- _Dataset records_:
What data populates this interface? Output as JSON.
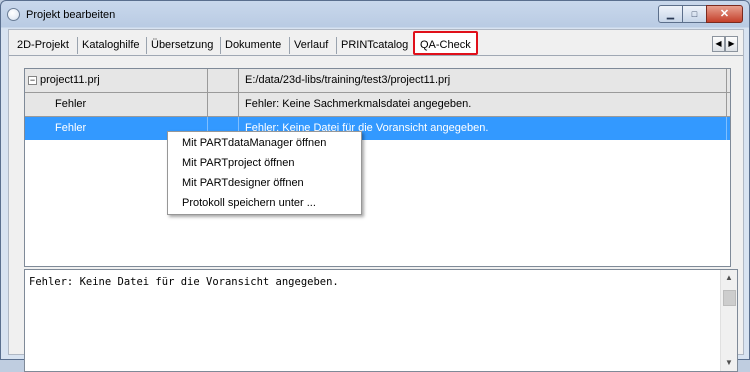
{
  "window": {
    "title": "Projekt bearbeiten",
    "controls": {
      "minimize": "▁",
      "maximize": "□",
      "close": "✕"
    }
  },
  "tabs": [
    {
      "label": "2D-Projekt"
    },
    {
      "label": "Kataloghilfe"
    },
    {
      "label": "Übersetzung"
    },
    {
      "label": "Dokumente"
    },
    {
      "label": "Verlauf"
    },
    {
      "label": "PRINTcatalog"
    },
    {
      "label": "QA-Check",
      "active": true
    }
  ],
  "tab_scroll": {
    "left": "◀",
    "right": "▶"
  },
  "grid": {
    "rows": [
      {
        "name": "project11.prj",
        "col2": "",
        "detail": "E:/data/23d-libs/training/test3/project11.prj",
        "expander": "−"
      },
      {
        "name": "Fehler",
        "col2": "",
        "detail": "Fehler: Keine Sachmerkmalsdatei angegeben."
      },
      {
        "name": "Fehler",
        "col2": "",
        "detail": "Fehler: Keine Datei für die Voransicht angegeben.",
        "selected": true
      }
    ]
  },
  "context_menu": {
    "items": [
      "Mit PARTdataManager öffnen",
      "Mit PARTproject öffnen",
      "Mit PARTdesigner öffnen",
      "Protokoll speichern unter ..."
    ]
  },
  "output": {
    "text": "Fehler: Keine Datei für die Voransicht angegeben.",
    "scroll_up": "▲",
    "scroll_down": "▼"
  },
  "colors": {
    "selection": "#3399ff",
    "active_tab_border": "#e0101a",
    "close_button": "#c5402b"
  }
}
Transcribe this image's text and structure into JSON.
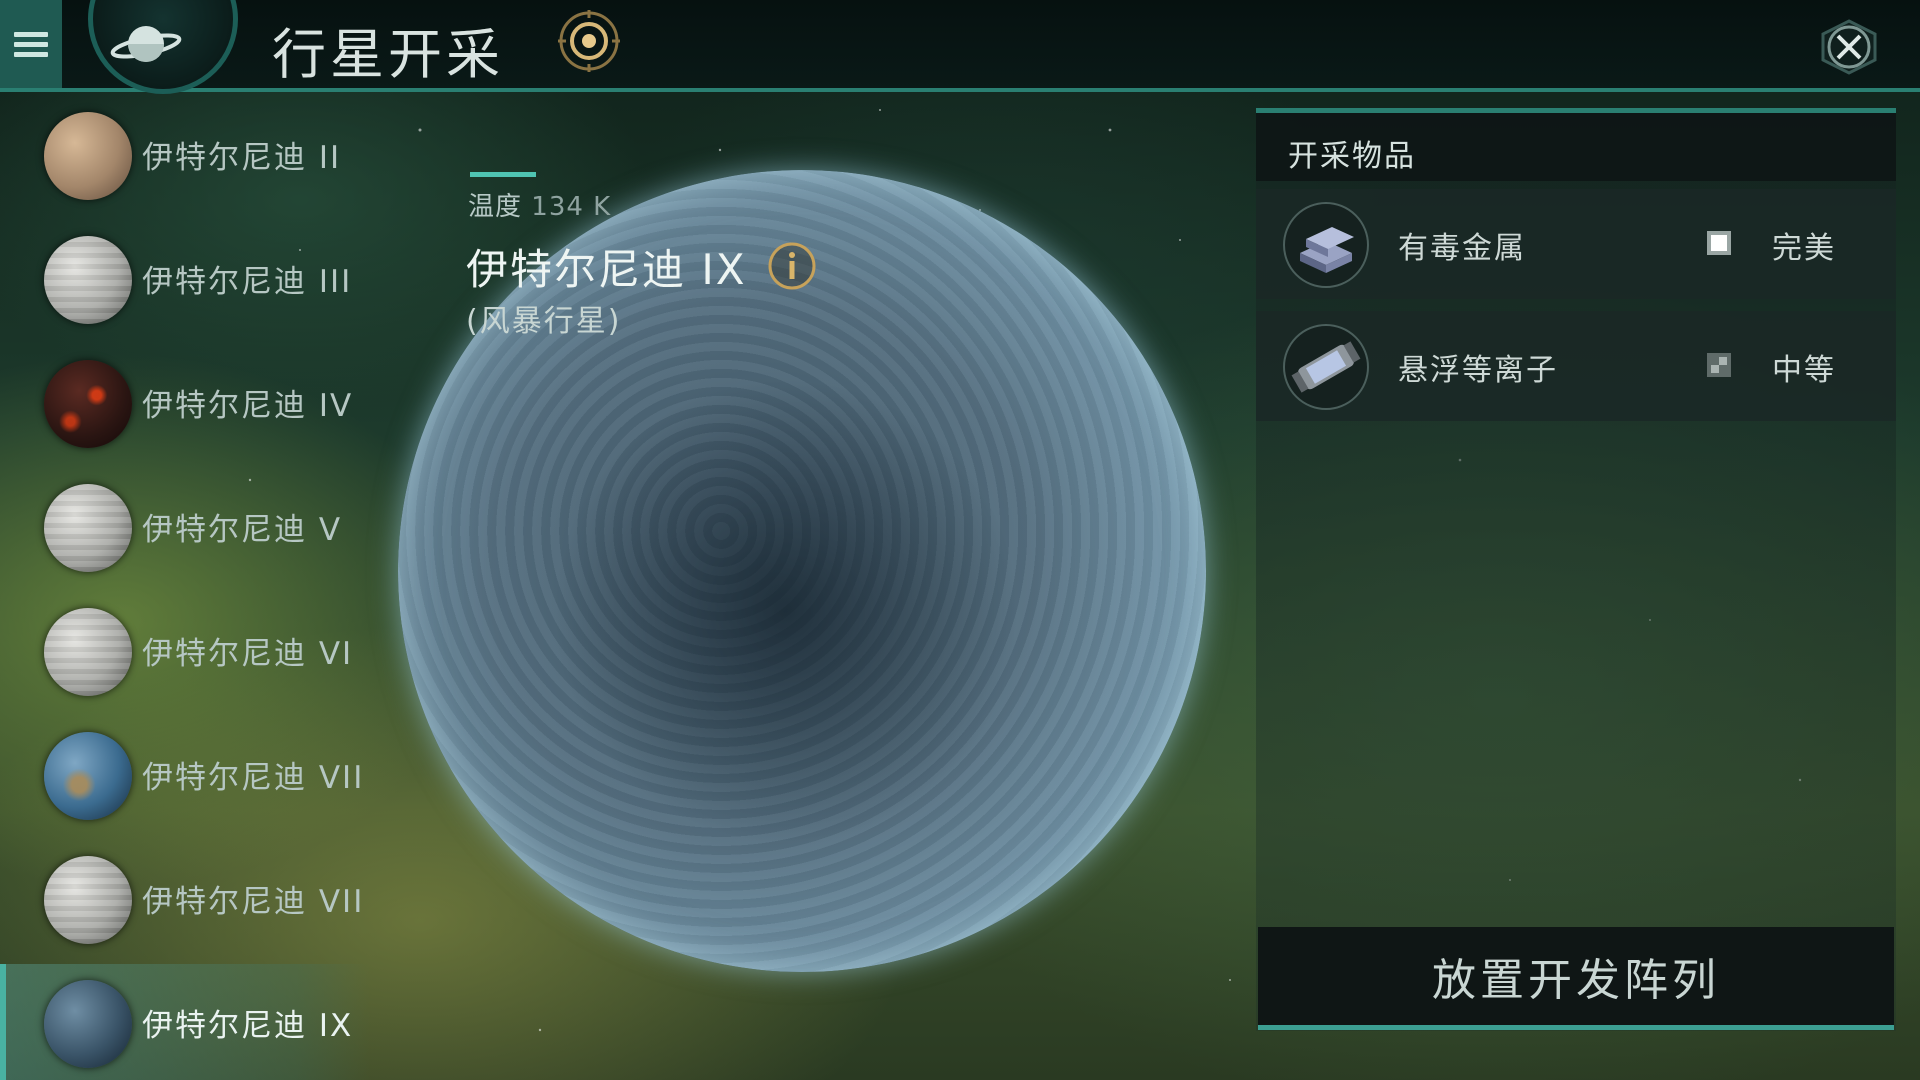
{
  "header": {
    "title": "行星开采"
  },
  "planet_list": [
    {
      "name": "伊特尔尼迪 II",
      "style": "brown",
      "selected": false
    },
    {
      "name": "伊特尔尼迪 III",
      "style": "gray",
      "selected": false
    },
    {
      "name": "伊特尔尼迪 IV",
      "style": "lava",
      "selected": false
    },
    {
      "name": "伊特尔尼迪 V",
      "style": "gray",
      "selected": false
    },
    {
      "name": "伊特尔尼迪 VI",
      "style": "gray",
      "selected": false
    },
    {
      "name": "伊特尔尼迪 VII",
      "style": "earth",
      "selected": false
    },
    {
      "name": "伊特尔尼迪 VII",
      "style": "gray",
      "selected": false
    },
    {
      "name": "伊特尔尼迪 IX",
      "style": "storm",
      "selected": true
    }
  ],
  "planet_info": {
    "temperature_label": "温度",
    "temperature_value": "134 K",
    "name": "伊特尔尼迪 IX",
    "type": "(风暴行星)"
  },
  "resources_panel": {
    "title": "开采物品",
    "items": [
      {
        "name": "有毒金属",
        "quality": "完美",
        "icon": "toxic-metal-icon",
        "quality_icon": "quality-perfect-icon"
      },
      {
        "name": "悬浮等离子",
        "quality": "中等",
        "icon": "suspended-plasma-icon",
        "quality_icon": "quality-medium-icon"
      }
    ],
    "deploy_label": "放置开发阵列"
  },
  "colors": {
    "accent": "#2a7f72",
    "accent_light": "#4fc4b2",
    "gold": "#c7a25a"
  }
}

- _Directions for this task_: Leave every image out, and retype the material exactly.

- _Response below_:
What data populates this interface? Output as JSON.
{
  "window": {
    "title": "Projekt bearbeiten",
    "controls": {
      "minimize": "▁",
      "maximize": "□",
      "close": "✕"
    }
  },
  "tabs": [
    {
      "label": "2D-Projekt"
    },
    {
      "label": "Kataloghilfe"
    },
    {
      "label": "Übersetzung"
    },
    {
      "label": "Dokumente"
    },
    {
      "label": "Verlauf"
    },
    {
      "label": "PRINTcatalog"
    },
    {
      "label": "QA-Check",
      "active": true
    }
  ],
  "tab_scroll": {
    "left": "◀",
    "right": "▶"
  },
  "grid": {
    "rows": [
      {
        "name": "project11.prj",
        "col2": "",
        "detail": "E:/data/23d-libs/training/test3/project11.prj",
        "expander": "−"
      },
      {
        "name": "Fehler",
        "col2": "",
        "detail": "Fehler: Keine Sachmerkmalsdatei angegeben."
      },
      {
        "name": "Fehler",
        "col2": "",
        "detail": "Fehler: Keine Datei für die Voransicht angegeben.",
        "selected": true
      }
    ]
  },
  "context_menu": {
    "items": [
      "Mit PARTdataManager öffnen",
      "Mit PARTproject öffnen",
      "Mit PARTdesigner öffnen",
      "Protokoll speichern unter ..."
    ]
  },
  "output": {
    "text": "Fehler: Keine Datei für die Voransicht angegeben.",
    "scroll_up": "▲",
    "scroll_down": "▼"
  },
  "colors": {
    "selection": "#3399ff",
    "active_tab_border": "#e0101a",
    "close_button": "#c5402b"
  }
}
Transcribe this image's text and structure into JSON.
{
  "header": {
    "title": "行星开采"
  },
  "planet_list": [
    {
      "name": "伊特尔尼迪 II",
      "style": "brown",
      "selected": false
    },
    {
      "name": "伊特尔尼迪 III",
      "style": "gray",
      "selected": false
    },
    {
      "name": "伊特尔尼迪 IV",
      "style": "lava",
      "selected": false
    },
    {
      "name": "伊特尔尼迪 V",
      "style": "gray",
      "selected": false
    },
    {
      "name": "伊特尔尼迪 VI",
      "style": "gray",
      "selected": false
    },
    {
      "name": "伊特尔尼迪 VII",
      "style": "earth",
      "selected": false
    },
    {
      "name": "伊特尔尼迪 VII",
      "style": "gray",
      "selected": false
    },
    {
      "name": "伊特尔尼迪 IX",
      "style": "storm",
      "selected": true
    }
  ],
  "planet_info": {
    "temperature_label": "温度",
    "temperature_value": "134 K",
    "name": "伊特尔尼迪 IX",
    "type": "(风暴行星)"
  },
  "resources_panel": {
    "title": "开采物品",
    "items": [
      {
        "name": "有毒金属",
        "quality": "完美",
        "icon": "toxic-metal-icon",
        "quality_icon": "quality-perfect-icon"
      },
      {
        "name": "悬浮等离子",
        "quality": "中等",
        "icon": "suspended-plasma-icon",
        "quality_icon": "quality-medium-icon"
      }
    ],
    "deploy_label": "放置开发阵列"
  },
  "colors": {
    "accent": "#2a7f72",
    "accent_light": "#4fc4b2",
    "gold": "#c7a25a"
  }
}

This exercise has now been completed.